Problem description =
Copy out each line that mentions the word "Saisongemüse".

(Part of a data file)
··········

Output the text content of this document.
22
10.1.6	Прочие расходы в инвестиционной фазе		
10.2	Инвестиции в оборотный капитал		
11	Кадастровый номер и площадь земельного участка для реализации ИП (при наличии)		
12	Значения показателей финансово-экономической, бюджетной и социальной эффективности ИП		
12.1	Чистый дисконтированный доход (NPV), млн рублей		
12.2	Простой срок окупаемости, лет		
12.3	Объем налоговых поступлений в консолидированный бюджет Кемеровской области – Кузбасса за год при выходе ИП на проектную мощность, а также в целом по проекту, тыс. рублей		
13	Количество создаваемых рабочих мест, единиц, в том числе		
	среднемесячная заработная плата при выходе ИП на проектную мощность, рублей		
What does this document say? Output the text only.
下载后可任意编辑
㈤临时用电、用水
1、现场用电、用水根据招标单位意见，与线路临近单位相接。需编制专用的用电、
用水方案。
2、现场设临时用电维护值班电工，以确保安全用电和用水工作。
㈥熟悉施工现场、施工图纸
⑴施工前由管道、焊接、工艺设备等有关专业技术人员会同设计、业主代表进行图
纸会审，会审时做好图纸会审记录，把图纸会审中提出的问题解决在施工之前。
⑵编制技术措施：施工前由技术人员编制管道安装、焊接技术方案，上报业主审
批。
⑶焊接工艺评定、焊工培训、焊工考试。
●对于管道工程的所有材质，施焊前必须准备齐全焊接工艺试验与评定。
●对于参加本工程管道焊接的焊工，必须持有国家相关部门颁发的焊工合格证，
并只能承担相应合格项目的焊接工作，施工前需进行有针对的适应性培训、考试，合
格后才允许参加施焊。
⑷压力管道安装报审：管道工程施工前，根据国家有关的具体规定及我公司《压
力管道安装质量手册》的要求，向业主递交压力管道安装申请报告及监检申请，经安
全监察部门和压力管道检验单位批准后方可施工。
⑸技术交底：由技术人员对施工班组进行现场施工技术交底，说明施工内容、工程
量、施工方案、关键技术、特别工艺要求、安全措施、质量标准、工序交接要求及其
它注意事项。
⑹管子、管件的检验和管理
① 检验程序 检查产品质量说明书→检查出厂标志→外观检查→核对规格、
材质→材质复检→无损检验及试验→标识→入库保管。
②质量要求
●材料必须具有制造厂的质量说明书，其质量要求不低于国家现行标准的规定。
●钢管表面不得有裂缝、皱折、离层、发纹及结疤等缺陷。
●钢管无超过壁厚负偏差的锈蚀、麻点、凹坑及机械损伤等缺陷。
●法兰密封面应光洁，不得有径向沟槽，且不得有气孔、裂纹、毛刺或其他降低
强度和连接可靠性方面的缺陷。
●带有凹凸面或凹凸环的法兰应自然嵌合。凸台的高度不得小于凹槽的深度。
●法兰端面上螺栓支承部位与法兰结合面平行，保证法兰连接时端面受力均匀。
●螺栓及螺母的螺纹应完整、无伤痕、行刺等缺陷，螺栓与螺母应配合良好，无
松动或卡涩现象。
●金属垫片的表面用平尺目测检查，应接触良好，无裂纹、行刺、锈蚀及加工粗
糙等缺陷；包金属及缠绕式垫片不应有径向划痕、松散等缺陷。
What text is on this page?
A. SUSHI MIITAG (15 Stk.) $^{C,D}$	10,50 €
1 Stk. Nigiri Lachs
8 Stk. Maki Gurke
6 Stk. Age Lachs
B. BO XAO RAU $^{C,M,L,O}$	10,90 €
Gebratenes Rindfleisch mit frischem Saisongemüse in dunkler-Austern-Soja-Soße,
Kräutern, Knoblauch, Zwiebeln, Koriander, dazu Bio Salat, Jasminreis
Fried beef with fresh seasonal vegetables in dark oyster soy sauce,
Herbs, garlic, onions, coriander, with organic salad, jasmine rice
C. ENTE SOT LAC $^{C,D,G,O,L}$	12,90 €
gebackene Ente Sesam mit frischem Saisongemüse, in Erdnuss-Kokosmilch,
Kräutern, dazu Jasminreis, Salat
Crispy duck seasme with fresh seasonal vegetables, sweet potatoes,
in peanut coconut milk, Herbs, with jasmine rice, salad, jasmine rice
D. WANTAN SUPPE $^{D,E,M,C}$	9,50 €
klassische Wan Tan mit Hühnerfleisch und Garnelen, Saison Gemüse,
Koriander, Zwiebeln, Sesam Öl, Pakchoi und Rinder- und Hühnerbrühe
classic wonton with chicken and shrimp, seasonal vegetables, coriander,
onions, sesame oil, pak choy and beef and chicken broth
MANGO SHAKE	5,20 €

··········

Answer to the exercise =
Gebratenes Rindfleisch mit frischem Saisongemüse in dunkler-Austern-Soja-Soße,
gebackene Ente Sesam mit frischem Saisongemüse, in Erdnuss-Kokosmilch,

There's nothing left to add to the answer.